• WRITTEN EXERCISE
What follows is a listing. Return every line of it exactly.

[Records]
◆ ◆ ◆ ◆ ◆

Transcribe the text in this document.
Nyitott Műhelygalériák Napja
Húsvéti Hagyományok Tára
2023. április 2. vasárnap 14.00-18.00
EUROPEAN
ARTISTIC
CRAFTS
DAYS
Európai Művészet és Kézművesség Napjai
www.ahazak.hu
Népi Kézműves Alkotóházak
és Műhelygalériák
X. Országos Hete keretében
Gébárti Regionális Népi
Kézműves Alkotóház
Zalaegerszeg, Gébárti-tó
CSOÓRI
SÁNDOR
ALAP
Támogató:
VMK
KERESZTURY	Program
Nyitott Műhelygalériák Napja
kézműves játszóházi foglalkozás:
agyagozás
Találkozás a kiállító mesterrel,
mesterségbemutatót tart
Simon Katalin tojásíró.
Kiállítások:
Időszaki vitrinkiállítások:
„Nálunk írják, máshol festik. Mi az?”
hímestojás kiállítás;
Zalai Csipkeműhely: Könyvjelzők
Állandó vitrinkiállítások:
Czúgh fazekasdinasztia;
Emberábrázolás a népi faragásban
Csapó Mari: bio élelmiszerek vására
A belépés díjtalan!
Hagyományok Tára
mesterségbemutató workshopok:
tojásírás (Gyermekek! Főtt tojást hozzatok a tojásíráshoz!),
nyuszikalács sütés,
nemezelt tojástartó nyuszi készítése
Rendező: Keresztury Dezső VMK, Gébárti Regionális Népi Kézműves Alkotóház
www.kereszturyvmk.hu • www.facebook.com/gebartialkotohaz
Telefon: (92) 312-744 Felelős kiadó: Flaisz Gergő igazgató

◆ ◆ ◆ ◆ ◆

• FULL OUTPUT
Transcribe the text in this document.
Nyitott Műhelygalériák Napja
Húsvéti Hagyományok Tára
2023. április 2. vasárnap 14.00-18.00
EUROPEAN
ARTISTIC
CRAFTS
DAYS
Európai Művészet és Kézművesség Napjai
www.ahazak.hu
Népi Kézműves Alkotóházak
és Műhelygalériák
X. Országos Hete keretében
Gébárti Regionális Népi
Kézműves Alkotóház
Zalaegerszeg, Gébárti-tó
CSOÓRI
SÁNDOR
ALAP
Támogató:
VMK
KERESZTURY	Program
Nyitott Műhelygalériák Napja
kézműves játszóházi foglalkozás:
agyagozás
Találkozás a kiállító mesterrel,
mesterségbemutatót tart
Simon Katalin tojásíró.
Kiállítások:
Időszaki vitrinkiállítások:
„Nálunk írják, máshol festik. Mi az?”
hímestojás kiállítás;
Zalai Csipkeműhely: Könyvjelzők
Állandó vitrinkiállítások:
Czúgh fazekasdinasztia;
Emberábrázolás a népi faragásban
Csapó Mari: bio élelmiszerek vására
A belépés díjtalan!
Hagyományok Tára
mesterségbemutató workshopok:
tojásírás (Gyermekek! Főtt tojást hozzatok a tojásíráshoz!),
nyuszikalács sütés,
nemezelt tojástartó nyuszi készítése
Rendező: Keresztury Dezső VMK, Gébárti Regionális Népi Kézműves Alkotóház
www.kereszturyvmk.hu • www.facebook.com/gebartialkotohaz
Telefon: (92) 312-744 Felelős kiadó: Flaisz Gergő igazgató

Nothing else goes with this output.